**To do**: Would you return all of this data exactly, leaving nothing out?

**Records supplied**:
──────────────────────────────

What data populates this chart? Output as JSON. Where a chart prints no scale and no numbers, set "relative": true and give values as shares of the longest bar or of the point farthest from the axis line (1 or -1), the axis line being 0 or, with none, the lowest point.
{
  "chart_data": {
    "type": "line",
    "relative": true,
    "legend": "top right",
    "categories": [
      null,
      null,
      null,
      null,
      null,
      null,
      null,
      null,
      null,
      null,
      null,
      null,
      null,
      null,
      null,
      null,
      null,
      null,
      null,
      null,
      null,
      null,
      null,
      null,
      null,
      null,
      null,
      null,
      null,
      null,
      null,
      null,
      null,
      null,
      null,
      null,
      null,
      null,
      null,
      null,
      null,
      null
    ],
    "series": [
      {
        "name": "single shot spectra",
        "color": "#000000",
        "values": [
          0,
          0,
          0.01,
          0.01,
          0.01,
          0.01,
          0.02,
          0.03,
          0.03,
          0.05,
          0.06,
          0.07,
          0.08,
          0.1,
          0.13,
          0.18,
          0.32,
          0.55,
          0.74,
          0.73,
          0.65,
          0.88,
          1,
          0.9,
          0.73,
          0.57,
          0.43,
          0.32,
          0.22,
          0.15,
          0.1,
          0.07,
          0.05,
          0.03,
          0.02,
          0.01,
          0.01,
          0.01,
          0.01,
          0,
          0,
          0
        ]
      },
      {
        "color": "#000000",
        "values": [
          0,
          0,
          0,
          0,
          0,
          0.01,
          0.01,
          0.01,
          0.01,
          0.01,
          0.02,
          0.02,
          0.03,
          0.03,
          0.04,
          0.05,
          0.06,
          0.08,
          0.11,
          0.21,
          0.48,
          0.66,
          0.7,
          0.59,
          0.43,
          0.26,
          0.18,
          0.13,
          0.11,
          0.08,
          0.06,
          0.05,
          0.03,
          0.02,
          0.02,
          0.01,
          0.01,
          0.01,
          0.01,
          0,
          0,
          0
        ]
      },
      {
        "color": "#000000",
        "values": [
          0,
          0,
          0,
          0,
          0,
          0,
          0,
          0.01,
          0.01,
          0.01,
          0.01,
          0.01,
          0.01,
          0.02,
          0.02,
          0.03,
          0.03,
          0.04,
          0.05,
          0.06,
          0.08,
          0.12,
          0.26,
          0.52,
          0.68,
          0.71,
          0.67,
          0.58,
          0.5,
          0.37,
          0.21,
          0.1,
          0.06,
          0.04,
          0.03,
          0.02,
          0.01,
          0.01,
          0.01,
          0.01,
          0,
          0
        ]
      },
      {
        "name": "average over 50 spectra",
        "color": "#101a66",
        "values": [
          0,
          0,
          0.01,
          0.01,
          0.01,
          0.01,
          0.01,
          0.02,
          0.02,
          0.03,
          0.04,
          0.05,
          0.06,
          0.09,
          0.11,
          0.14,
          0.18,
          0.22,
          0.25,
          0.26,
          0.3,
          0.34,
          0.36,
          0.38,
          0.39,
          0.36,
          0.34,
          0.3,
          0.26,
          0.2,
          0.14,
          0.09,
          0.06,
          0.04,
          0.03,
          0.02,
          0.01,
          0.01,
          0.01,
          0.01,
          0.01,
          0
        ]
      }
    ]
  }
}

──────────────────────────────

**Exercise solution**:
What data populates this chart? Output as JSON. Where a chart prints no scale and no numbers, set "relative": true and give values as shares of the longest bar or of the point farthest from the axis line (1 or -1), the axis line being 0 or, with none, the lowest point.
{
  "chart_data": {
    "type": "line",
    "relative": true,
    "legend": "top right",
    "categories": [
      null,
      null,
      null,
      null,
      null,
      null,
      null,
      null,
      null,
      null,
      null,
      null,
      null,
      null,
      null,
      null,
      null,
      null,
      null,
      null,
      null,
      null,
      null,
      null,
      null,
      null,
      null,
      null,
      null,
      null,
      null,
      null,
      null,
      null,
      null,
      null,
      null,
      null,
      null,
      null,
      null,
      null
    ],
    "series": [
      {
        "name": "single shot spectra",
        "color": "#000000",
        "values": [
          0,
          0,
          0.01,
          0.01,
          0.01,
          0.01,
          0.02,
          0.03,
          0.03,
          0.05,
          0.06,
          0.07,
          0.08,
          0.1,
          0.13,
          0.18,
          0.32,
          0.55,
          0.74,
          0.73,
          0.65,
          0.88,
          1,
          0.9,
          0.73,
          0.57,
          0.43,
          0.32,
          0.22,
          0.15,
          0.1,
          0.07,
          0.05,
          0.03,
          0.02,
          0.01,
          0.01,
          0.01,
          0.01,
          0,
          0,
          0
        ]
      },
      {
        "color": "#000000",
        "values": [
          0,
          0,
          0,
          0,
          0,
          0.01,
          0.01,
          0.01,
          0.01,
          0.01,
          0.02,
          0.02,
          0.03,
          0.03,
          0.04,
          0.05,
          0.06,
          0.08,
          0.11,
          0.21,
          0.48,
          0.66,
          0.7,
          0.59,
          0.43,
          0.26,
          0.18,
          0.13,
          0.11,
          0.08,
          0.06,
          0.05,
          0.03,
          0.02,
          0.02,
          0.01,
          0.01,
          0.01,
          0.01,
          0,
          0,
          0
        ]
      },
      {
        "color": "#000000",
        "values": [
          0,
          0,
          0,
          0,
          0,
          0,
          0,
          0.01,
          0.01,
          0.01,
          0.01,
          0.01,
          0.01,
          0.02,
          0.02,
          0.03,
          0.03,
          0.04,
          0.05,
          0.06,
          0.08,
          0.12,
          0.26,
          0.52,
          0.68,
          0.71,
          0.67,
          0.58,
          0.5,
          0.37,
          0.21,
          0.1,
          0.06,
          0.04,
          0.03,
          0.02,
          0.01,
          0.01,
          0.01,
          0.01,
          0,
          0
        ]
      },
      {
        "name": "average over 50 spectra",
        "color": "#101a66",
        "values": [
          0,
          0,
          0.01,
          0.01,
          0.01,
          0.01,
          0.01,
          0.02,
          0.02,
          0.03,
          0.04,
          0.05,
          0.06,
          0.09,
          0.11,
          0.14,
          0.18,
          0.22,
          0.25,
          0.26,
          0.3,
          0.34,
          0.36,
          0.38,
          0.39,
          0.36,
          0.34,
          0.3,
          0.26,
          0.2,
          0.14,
          0.09,
          0.06,
          0.04,
          0.03,
          0.02,
          0.01,
          0.01,
          0.01,
          0.01,
          0.01,
          0
        ]
      }
    ]
  }
}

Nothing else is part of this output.